• [目標 1]:
不登校についての文章によると、不登校支援グループエンカレッジは現在設立何年ですか?

寒くなってくると、なかなか朝に布団から出たくない…という人は多いのではないでしょうか。何を隠そう、私もその一人です(笑)

起きたくないと思いつつもなんとか頑張っている人が多いと思いますが、不登校の子は朝起きられなくなってしまうことが良くあります。

なぜ朝に起きられないのか、今まで1000人以上再登校を支援した立場で感じたことをまとめていきたいと思います。

私たち不登校支援グループエンカレッジでは、今まで1000人以上の子どもたちの復学をサポートし、設立17年の現在も復学率は100%を維持しています。不登校に悩む方向けに無料のLINEメルマガの発信もしておりますのでご活用ください。

不登校で朝起きれない原因と解決策

朝に起きられない不登校の子

不登校になると、朝に起きられなくなることは多々あります。しかし、朝起きられないと昼夜逆転が進行したり、生活リズムが乱れて体調不良になることもあるため、なんとか朝に起きる習慣を維持したいところです。

• [目標 2]:
「Enumerate the UI」を含む行から始めて「arrow: top left [142,272,202,332]」を含む行まで(両端を含む)のレコードを、「label」を「tag」に置き換え、それ以外は変えずに書き直してください。画像は含めないでください。

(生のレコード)
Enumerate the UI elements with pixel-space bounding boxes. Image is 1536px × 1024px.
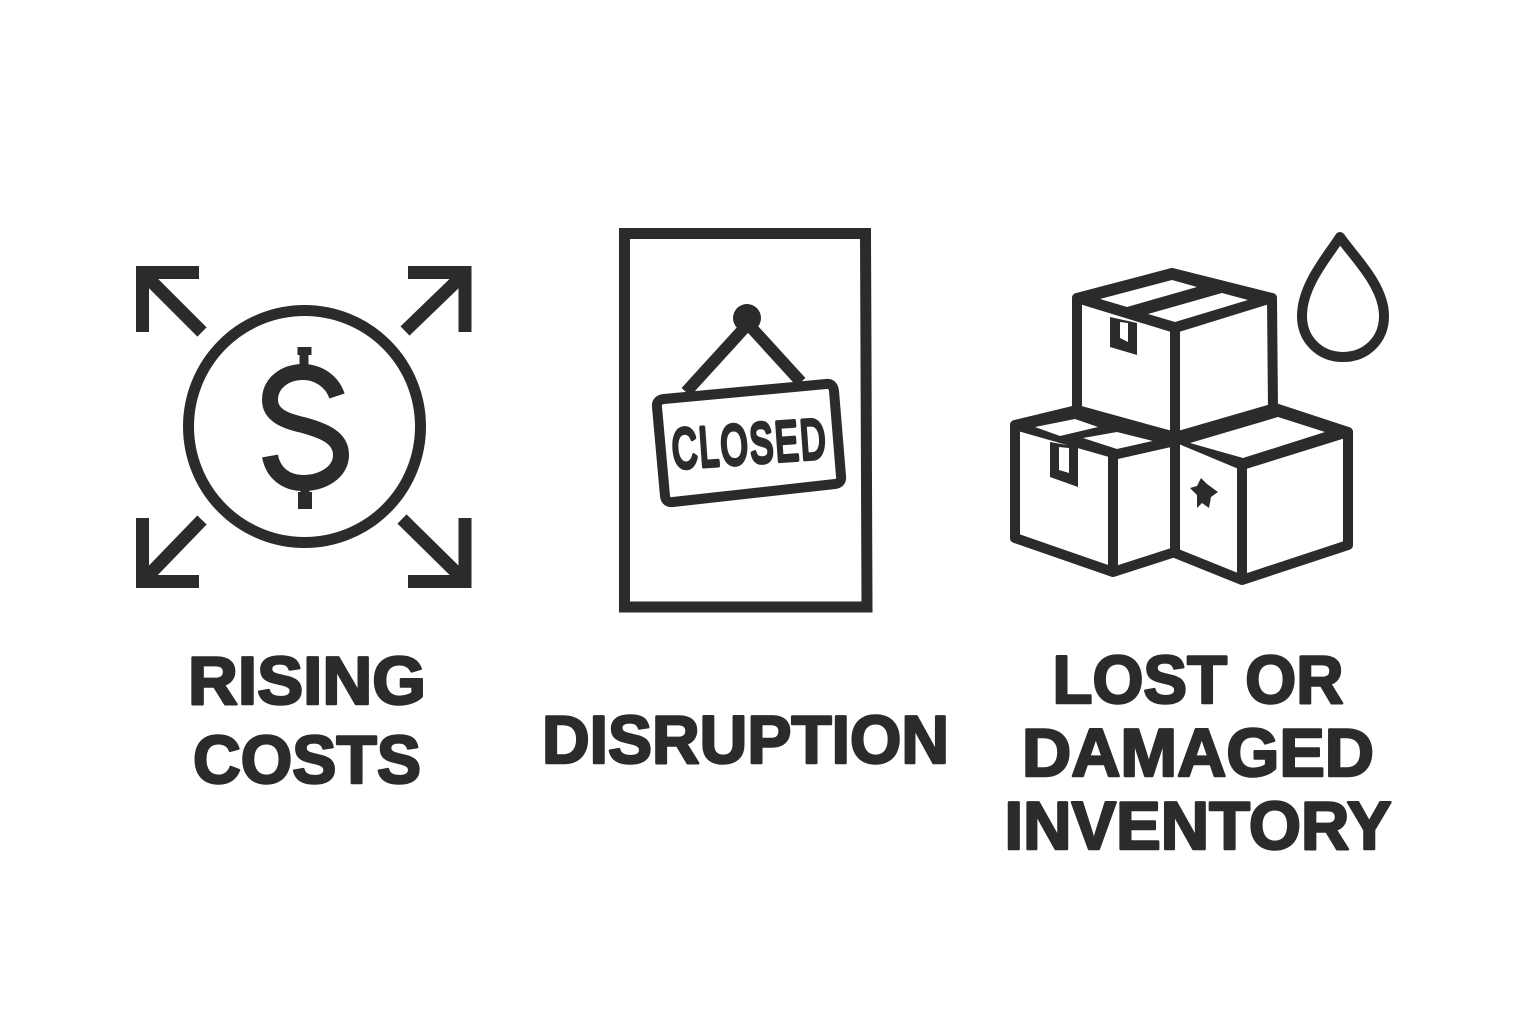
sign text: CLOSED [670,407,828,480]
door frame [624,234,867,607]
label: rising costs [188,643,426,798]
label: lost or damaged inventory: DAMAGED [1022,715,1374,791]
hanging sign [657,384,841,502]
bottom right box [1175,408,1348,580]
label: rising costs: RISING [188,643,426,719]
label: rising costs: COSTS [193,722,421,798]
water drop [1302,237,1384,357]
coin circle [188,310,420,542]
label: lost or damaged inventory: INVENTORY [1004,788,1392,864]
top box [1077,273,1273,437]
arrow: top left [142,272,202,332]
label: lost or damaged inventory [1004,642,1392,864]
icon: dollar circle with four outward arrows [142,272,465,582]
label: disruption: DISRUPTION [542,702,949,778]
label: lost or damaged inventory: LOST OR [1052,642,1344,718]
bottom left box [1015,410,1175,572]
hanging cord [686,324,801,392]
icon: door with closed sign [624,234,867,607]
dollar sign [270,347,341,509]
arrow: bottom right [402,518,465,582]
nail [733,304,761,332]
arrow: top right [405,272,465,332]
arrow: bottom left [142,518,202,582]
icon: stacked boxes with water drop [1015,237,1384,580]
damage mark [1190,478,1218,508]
--
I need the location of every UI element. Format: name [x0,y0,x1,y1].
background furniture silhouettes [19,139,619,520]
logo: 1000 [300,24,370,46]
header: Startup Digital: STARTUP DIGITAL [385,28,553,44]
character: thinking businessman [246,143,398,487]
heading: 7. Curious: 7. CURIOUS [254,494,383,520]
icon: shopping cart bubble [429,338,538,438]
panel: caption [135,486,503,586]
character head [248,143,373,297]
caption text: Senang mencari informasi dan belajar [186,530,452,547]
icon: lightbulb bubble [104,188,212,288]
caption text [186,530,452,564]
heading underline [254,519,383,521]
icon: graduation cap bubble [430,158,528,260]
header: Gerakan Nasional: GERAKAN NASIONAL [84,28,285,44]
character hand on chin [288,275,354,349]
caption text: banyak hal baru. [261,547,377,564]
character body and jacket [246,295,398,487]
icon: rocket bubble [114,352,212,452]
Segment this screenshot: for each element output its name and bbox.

• [出力全体 1]:
設立17年です。

• [出力全体 2]:
Enumerate the UI elements with pixel-space bounding boxes. Image is 1536px × 1024px.
sign text: CLOSED [670,407,828,480]
door frame [624,234,867,607]
tag: rising costs [188,643,426,798]
tag: lost or damaged inventory: DAMAGED [1022,715,1374,791]
hanging sign [657,384,841,502]
bottom right box [1175,408,1348,580]
tag: rising costs: RISING [188,643,426,719]
tag: rising costs: COSTS [193,722,421,798]
water drop [1302,237,1384,357]
coin circle [188,310,420,542]
tag: lost or damaged inventory: INVENTORY [1004,788,1392,864]
top box [1077,273,1273,437]
arrow: top left [142,272,202,332]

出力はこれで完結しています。